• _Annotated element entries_
▬▬▬▬▬▬▬▬▬▬
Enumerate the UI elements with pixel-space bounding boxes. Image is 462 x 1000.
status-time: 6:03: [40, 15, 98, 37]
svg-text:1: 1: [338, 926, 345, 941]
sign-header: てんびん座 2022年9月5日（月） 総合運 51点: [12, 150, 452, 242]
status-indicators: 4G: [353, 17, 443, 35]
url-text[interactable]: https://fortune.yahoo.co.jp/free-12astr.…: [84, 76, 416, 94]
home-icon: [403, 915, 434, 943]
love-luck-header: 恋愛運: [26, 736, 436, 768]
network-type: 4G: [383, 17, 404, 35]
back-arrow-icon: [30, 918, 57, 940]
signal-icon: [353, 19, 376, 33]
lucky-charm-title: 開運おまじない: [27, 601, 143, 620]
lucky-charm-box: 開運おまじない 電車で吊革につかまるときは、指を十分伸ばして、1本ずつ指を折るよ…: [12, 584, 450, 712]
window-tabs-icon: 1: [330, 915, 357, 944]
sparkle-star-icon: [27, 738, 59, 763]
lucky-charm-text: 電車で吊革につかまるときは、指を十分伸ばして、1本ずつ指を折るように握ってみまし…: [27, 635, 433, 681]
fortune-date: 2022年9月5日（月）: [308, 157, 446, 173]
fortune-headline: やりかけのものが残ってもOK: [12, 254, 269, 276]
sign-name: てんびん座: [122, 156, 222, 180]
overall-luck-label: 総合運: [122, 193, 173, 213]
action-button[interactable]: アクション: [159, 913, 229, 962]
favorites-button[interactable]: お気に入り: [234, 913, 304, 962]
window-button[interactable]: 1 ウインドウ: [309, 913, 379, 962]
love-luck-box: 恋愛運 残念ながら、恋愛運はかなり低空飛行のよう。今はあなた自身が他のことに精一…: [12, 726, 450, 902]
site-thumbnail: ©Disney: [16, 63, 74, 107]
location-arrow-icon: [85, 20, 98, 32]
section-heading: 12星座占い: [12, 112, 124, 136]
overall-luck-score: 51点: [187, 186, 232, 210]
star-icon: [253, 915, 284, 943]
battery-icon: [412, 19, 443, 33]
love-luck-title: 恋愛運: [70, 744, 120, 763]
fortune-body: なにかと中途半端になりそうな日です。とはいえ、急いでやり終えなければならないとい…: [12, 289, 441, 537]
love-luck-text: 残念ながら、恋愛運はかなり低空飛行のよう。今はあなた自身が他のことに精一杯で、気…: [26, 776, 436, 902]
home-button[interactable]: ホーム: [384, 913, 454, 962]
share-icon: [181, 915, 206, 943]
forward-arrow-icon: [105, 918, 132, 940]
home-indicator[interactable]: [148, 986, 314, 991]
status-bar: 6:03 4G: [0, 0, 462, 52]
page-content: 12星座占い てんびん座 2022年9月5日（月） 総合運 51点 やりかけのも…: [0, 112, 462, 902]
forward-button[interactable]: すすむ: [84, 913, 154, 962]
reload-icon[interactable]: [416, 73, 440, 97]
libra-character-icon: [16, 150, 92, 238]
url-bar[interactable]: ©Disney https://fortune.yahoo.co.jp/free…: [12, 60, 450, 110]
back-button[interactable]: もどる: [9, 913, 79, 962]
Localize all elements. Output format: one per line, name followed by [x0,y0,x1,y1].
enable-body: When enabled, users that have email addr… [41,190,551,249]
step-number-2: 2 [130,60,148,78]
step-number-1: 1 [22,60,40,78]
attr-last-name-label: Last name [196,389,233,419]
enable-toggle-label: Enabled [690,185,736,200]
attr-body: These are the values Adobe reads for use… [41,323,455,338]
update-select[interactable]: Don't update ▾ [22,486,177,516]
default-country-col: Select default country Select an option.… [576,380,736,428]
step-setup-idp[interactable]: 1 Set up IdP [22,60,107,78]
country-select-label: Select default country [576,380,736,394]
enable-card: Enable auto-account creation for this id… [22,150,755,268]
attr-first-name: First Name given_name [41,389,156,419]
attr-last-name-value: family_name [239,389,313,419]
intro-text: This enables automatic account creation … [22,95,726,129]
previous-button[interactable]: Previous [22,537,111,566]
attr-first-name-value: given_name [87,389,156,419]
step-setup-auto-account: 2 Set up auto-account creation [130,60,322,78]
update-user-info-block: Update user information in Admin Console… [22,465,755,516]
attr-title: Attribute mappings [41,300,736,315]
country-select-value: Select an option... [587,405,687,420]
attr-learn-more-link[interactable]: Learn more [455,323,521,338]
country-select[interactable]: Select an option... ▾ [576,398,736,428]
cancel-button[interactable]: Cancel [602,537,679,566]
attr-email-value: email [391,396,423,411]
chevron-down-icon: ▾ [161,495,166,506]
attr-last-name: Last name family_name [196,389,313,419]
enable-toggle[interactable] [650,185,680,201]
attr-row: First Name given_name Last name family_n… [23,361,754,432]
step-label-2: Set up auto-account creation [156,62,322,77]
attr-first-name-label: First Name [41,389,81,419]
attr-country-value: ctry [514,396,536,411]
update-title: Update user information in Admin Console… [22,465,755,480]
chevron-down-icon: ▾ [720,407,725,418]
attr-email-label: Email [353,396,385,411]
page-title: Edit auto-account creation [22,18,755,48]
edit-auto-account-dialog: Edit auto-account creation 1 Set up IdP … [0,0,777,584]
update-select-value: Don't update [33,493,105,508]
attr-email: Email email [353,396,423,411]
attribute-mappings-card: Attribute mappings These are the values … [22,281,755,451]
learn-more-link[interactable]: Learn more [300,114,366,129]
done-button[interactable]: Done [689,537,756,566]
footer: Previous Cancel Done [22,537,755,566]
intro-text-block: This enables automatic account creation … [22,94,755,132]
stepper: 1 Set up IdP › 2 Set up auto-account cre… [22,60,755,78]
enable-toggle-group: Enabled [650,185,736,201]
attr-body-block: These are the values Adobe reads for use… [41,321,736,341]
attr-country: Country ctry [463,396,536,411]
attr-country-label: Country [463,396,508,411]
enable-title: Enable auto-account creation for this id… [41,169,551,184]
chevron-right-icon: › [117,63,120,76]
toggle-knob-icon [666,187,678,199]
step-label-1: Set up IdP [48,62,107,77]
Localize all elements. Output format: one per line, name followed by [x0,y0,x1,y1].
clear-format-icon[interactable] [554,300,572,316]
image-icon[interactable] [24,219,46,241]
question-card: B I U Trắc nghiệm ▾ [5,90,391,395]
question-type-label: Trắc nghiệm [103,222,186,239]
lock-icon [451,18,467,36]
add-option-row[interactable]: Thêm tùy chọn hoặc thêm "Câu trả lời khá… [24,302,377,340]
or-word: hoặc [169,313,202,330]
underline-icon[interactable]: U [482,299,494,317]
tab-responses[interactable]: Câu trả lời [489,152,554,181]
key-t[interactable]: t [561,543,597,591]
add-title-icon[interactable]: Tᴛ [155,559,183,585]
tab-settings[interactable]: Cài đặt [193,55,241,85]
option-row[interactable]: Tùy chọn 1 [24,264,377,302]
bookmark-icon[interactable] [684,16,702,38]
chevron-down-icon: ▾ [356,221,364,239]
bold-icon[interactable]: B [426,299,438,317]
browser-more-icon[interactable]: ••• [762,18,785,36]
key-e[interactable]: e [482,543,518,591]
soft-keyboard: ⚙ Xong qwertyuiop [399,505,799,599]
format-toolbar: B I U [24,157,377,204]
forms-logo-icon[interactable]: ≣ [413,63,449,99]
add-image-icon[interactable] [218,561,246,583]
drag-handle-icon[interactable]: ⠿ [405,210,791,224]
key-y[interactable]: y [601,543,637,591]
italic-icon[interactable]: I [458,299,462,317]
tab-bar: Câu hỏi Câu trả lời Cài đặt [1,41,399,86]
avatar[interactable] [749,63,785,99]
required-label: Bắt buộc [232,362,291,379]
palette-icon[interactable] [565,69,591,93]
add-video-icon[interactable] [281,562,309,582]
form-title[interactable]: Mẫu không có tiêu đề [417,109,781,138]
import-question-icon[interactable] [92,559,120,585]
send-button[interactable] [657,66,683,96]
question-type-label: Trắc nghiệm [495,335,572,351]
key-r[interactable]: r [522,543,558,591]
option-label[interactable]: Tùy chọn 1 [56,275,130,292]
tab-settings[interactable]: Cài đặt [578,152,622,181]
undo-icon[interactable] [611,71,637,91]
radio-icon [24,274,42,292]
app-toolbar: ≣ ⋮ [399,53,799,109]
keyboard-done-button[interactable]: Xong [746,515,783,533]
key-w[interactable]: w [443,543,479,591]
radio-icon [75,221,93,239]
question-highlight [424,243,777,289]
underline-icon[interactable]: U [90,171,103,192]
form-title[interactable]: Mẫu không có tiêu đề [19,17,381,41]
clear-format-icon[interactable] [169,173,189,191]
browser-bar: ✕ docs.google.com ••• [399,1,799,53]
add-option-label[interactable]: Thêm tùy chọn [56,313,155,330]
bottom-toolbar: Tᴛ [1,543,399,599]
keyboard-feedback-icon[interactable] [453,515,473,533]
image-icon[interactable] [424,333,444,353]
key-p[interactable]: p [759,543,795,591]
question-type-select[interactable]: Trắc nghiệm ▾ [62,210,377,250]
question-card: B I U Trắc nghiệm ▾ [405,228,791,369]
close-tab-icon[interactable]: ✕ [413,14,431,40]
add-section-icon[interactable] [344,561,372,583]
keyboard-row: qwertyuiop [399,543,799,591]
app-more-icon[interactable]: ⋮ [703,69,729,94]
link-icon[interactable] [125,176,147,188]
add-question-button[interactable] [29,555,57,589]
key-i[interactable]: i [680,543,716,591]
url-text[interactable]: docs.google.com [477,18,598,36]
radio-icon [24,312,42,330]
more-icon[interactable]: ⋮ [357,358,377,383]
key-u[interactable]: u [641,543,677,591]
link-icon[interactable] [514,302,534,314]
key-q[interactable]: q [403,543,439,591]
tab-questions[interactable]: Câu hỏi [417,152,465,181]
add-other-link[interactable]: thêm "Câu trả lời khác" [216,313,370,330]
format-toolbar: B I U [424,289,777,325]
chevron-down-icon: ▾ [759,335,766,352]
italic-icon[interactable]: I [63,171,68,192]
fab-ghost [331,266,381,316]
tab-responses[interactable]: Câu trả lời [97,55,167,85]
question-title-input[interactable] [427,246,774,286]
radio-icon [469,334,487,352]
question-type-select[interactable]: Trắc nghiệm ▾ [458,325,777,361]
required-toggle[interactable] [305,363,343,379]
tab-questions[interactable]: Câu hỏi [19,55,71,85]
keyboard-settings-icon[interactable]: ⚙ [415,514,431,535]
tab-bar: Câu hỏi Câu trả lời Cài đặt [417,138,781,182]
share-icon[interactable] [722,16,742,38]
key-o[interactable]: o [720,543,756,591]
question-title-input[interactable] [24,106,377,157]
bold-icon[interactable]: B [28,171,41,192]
▬▬▬▬▬▬▬▬▬▬
• _Aim_
Copy out verbatim the part of the listing that opens with its first line and closes with the line containing "fortune-headline: やりかけのものが残ってもOK: [12, 254, 269, 276]", including both of those lines.

• _Written response_
Enumerate the UI elements with pixel-space bounding boxes. Image is 462 x 1000.
status-time: 6:03: [40, 15, 98, 37]
svg-text:1: 1: [338, 926, 345, 941]
sign-header: てんびん座 2022年9月5日（月） 総合運 51点: [12, 150, 452, 242]
status-indicators: 4G: [353, 17, 443, 35]
url-text[interactable]: https://fortune.yahoo.co.jp/free-12astr.…: [84, 76, 416, 94]
home-icon: [403, 915, 434, 943]
love-luck-header: 恋愛運: [26, 736, 436, 768]
network-type: 4G: [383, 17, 404, 35]
back-arrow-icon: [30, 918, 57, 940]
signal-icon: [353, 19, 376, 33]
lucky-charm-title: 開運おまじない: [27, 601, 143, 620]
lucky-charm-box: 開運おまじない 電車で吊革につかまるときは、指を十分伸ばして、1本ずつ指を折るよ…: [12, 584, 450, 712]
window-tabs-icon: 1: [330, 915, 357, 944]
sparkle-star-icon: [27, 738, 59, 763]
lucky-charm-text: 電車で吊革につかまるときは、指を十分伸ばして、1本ずつ指を折るように握ってみまし…: [27, 635, 433, 681]
fortune-date: 2022年9月5日（月）: [308, 157, 446, 173]
fortune-headline: やりかけのものが残ってもOK: [12, 254, 269, 276]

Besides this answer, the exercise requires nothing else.